WHAT IS NEEDED:
Below is a block of records. Copy every line in it that contains the word "text".

[START DATA SUPPLIED]

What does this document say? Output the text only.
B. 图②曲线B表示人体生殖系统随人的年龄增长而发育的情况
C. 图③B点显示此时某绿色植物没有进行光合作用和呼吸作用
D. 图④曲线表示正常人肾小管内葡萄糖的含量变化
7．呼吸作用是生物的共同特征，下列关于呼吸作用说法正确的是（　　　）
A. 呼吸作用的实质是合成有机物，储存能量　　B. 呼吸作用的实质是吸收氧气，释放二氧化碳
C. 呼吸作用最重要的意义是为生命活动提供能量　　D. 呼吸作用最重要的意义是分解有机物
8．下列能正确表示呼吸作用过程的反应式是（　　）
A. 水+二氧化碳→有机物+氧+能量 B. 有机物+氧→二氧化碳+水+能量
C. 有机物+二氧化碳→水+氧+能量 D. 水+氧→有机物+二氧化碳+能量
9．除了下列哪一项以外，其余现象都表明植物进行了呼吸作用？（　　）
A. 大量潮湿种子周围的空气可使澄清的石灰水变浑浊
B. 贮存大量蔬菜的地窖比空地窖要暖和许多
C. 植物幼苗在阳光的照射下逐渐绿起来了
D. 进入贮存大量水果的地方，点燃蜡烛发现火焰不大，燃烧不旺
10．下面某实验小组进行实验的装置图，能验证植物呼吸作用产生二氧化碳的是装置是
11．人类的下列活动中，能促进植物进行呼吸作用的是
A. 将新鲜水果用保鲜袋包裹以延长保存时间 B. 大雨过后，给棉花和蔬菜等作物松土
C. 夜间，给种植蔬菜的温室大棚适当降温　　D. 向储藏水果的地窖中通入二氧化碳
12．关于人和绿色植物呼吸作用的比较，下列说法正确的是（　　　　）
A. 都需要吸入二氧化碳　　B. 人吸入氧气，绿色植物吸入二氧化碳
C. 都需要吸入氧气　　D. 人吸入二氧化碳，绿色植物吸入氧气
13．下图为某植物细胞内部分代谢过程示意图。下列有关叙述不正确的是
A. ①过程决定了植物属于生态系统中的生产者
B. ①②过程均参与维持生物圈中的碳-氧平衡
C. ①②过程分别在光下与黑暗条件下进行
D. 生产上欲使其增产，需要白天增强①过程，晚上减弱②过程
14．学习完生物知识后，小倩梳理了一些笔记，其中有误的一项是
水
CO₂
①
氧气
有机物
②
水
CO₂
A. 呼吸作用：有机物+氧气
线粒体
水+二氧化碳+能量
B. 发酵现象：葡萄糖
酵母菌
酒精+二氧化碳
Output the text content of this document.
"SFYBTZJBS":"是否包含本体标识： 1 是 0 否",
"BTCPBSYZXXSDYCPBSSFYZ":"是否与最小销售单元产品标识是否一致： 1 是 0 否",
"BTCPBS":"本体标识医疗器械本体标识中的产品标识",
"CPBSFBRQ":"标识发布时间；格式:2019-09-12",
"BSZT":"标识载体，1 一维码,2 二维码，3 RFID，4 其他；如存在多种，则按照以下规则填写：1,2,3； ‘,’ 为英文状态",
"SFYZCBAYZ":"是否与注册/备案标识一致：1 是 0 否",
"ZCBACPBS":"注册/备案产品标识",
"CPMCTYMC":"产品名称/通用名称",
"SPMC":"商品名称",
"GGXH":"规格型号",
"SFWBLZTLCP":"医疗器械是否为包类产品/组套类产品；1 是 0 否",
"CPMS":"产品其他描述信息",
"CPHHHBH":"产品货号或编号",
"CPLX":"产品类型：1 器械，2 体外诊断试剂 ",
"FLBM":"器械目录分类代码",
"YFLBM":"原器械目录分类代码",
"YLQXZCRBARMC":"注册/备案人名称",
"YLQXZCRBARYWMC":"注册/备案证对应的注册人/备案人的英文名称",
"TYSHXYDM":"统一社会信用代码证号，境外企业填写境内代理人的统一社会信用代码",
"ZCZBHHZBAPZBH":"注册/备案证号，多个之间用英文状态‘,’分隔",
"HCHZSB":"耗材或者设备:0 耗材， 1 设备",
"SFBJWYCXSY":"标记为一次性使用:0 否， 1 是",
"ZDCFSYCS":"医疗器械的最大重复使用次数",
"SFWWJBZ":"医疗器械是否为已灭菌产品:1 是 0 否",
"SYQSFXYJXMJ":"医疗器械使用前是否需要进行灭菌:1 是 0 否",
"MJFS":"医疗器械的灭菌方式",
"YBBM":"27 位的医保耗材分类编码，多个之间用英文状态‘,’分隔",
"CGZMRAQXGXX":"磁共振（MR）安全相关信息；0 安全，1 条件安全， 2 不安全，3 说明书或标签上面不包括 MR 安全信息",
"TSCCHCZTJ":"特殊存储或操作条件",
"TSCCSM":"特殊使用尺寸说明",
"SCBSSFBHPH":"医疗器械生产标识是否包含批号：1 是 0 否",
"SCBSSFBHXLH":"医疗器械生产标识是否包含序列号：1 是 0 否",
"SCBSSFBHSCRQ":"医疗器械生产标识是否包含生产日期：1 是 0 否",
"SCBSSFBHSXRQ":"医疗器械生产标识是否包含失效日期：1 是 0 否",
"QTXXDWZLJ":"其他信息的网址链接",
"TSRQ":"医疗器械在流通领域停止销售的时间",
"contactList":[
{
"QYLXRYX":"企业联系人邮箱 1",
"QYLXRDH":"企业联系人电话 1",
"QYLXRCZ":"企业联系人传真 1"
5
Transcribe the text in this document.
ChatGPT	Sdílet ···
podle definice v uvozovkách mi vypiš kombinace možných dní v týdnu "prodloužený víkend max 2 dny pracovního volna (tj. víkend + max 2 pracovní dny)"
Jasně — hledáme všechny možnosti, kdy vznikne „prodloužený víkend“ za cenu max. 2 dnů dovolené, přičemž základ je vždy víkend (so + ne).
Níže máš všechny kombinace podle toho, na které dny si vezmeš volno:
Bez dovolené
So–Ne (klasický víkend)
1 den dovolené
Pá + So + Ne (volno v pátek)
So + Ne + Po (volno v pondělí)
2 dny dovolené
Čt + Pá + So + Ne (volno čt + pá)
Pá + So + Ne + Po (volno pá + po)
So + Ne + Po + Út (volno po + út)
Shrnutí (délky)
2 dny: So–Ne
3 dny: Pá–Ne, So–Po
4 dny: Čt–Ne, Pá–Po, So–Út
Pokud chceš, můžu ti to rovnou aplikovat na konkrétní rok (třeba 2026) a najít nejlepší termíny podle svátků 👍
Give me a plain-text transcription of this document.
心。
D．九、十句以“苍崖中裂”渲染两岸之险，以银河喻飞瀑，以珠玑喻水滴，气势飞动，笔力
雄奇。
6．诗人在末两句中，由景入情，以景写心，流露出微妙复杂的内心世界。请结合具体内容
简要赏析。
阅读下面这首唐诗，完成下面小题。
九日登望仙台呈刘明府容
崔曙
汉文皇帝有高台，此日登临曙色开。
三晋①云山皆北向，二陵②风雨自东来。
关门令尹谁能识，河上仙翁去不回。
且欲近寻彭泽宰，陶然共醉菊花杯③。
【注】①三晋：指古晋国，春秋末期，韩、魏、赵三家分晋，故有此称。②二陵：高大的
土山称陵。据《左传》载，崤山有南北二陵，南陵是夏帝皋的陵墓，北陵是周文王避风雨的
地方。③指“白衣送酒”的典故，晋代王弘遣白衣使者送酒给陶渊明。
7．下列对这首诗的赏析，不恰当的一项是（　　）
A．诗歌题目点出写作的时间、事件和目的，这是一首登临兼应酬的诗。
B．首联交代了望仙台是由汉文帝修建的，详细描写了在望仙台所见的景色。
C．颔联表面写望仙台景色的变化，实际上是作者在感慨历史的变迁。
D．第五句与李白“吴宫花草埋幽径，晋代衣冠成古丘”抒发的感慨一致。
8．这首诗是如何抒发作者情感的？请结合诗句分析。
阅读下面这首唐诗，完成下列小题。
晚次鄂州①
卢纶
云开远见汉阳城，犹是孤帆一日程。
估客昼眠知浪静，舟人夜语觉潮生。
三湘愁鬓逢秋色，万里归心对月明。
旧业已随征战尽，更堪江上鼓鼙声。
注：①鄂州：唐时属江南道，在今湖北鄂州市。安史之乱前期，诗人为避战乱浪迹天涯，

[END DATA SUPPLIED]

RESULT OF THE EXERCISE:
What does this document say? Output the text only.
Output the text content of this document.
Transcribe the text in this document.
Give me a plain-text transcription of this document.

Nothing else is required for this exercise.